■ Task instructions ■
Find every line in the records below that contains the word "text", and copy each such line.

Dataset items

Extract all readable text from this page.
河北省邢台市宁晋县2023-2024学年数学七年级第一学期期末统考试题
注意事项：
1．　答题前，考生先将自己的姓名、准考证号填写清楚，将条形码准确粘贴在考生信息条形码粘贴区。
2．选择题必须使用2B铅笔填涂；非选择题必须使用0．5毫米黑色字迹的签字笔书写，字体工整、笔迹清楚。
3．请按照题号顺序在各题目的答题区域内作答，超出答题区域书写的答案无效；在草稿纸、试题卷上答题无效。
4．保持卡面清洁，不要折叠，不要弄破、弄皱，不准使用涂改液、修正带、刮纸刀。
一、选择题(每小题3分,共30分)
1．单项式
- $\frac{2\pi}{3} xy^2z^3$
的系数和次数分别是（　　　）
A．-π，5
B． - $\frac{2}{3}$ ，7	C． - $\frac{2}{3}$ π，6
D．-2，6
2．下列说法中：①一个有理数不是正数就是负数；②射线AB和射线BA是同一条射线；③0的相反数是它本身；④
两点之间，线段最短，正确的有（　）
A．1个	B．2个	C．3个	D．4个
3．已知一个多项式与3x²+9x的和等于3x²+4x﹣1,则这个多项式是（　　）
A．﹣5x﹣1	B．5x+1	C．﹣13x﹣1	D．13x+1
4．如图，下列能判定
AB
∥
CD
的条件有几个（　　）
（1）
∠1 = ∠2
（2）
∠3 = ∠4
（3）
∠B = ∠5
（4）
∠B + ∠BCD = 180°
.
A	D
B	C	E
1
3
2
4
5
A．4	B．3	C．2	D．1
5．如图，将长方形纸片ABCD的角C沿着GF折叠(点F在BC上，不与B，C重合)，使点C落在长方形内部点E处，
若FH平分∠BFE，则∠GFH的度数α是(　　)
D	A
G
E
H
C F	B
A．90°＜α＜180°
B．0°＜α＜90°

--

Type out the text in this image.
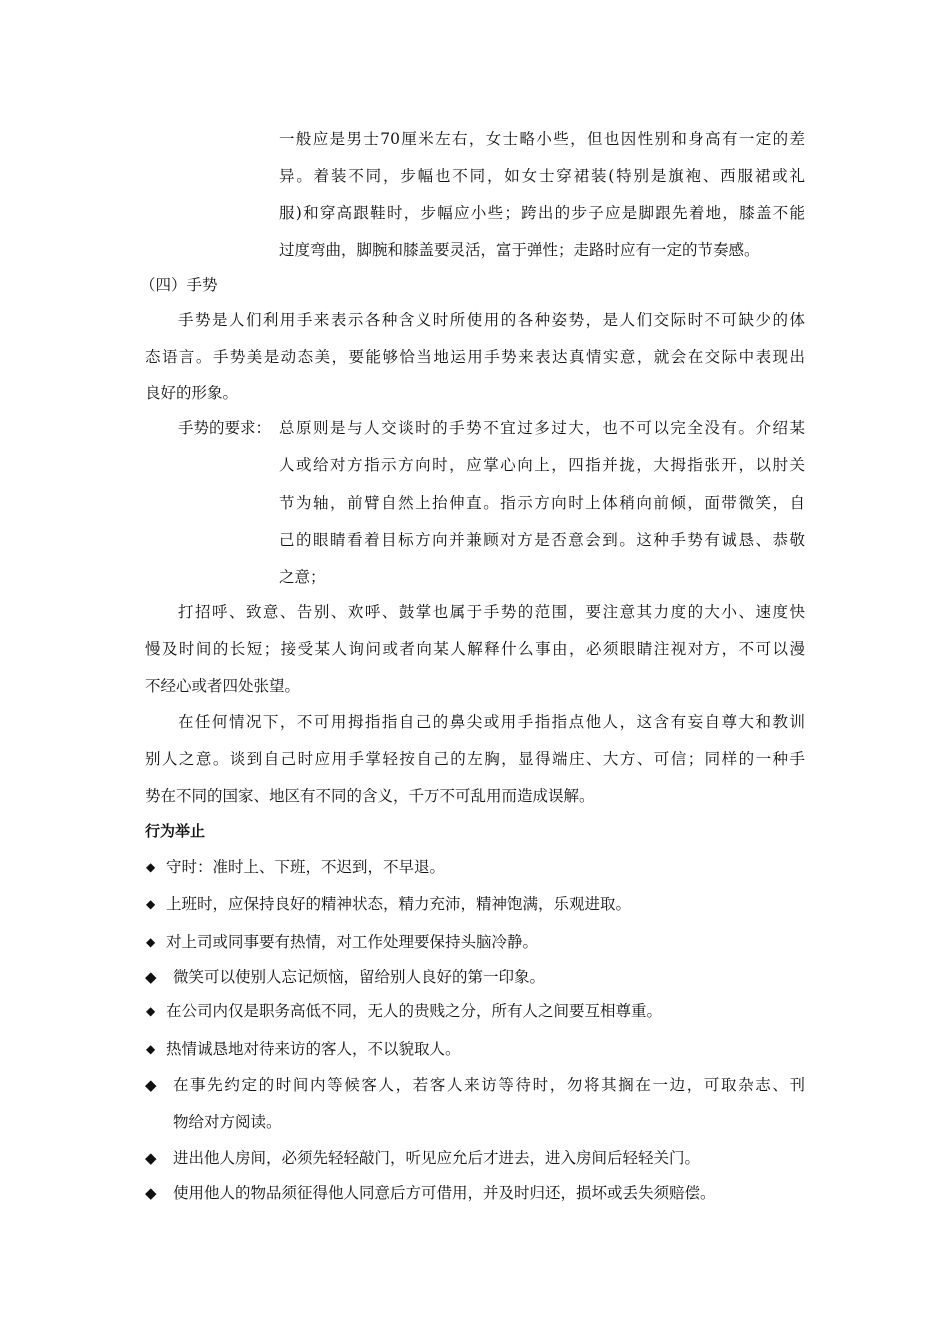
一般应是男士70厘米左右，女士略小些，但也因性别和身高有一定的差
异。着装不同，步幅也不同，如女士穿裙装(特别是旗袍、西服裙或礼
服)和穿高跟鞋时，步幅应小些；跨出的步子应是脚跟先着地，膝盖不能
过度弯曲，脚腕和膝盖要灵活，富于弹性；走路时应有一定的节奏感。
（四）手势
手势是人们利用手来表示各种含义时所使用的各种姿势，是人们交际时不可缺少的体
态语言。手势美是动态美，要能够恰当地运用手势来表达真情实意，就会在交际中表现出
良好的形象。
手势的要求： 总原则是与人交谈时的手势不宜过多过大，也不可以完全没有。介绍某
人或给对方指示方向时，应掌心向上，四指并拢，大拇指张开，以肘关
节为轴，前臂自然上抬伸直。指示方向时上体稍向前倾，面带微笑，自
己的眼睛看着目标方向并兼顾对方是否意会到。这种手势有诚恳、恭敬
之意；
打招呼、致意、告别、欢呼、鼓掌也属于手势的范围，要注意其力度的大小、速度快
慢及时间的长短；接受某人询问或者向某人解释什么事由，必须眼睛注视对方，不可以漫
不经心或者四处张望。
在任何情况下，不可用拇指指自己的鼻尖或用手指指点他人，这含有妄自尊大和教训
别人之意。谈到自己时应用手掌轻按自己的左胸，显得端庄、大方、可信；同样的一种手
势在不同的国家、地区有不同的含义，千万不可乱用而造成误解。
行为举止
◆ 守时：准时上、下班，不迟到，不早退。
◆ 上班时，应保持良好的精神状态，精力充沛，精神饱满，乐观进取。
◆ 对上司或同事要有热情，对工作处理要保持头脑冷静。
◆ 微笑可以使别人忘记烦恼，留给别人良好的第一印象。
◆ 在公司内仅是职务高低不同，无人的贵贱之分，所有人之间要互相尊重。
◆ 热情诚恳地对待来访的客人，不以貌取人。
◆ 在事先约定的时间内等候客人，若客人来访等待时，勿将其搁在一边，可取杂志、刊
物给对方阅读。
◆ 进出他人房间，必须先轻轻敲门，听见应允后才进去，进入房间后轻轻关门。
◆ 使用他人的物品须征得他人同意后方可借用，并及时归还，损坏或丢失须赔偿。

■ Written solution ■
Extract all readable text from this page.
Type out the text in this image.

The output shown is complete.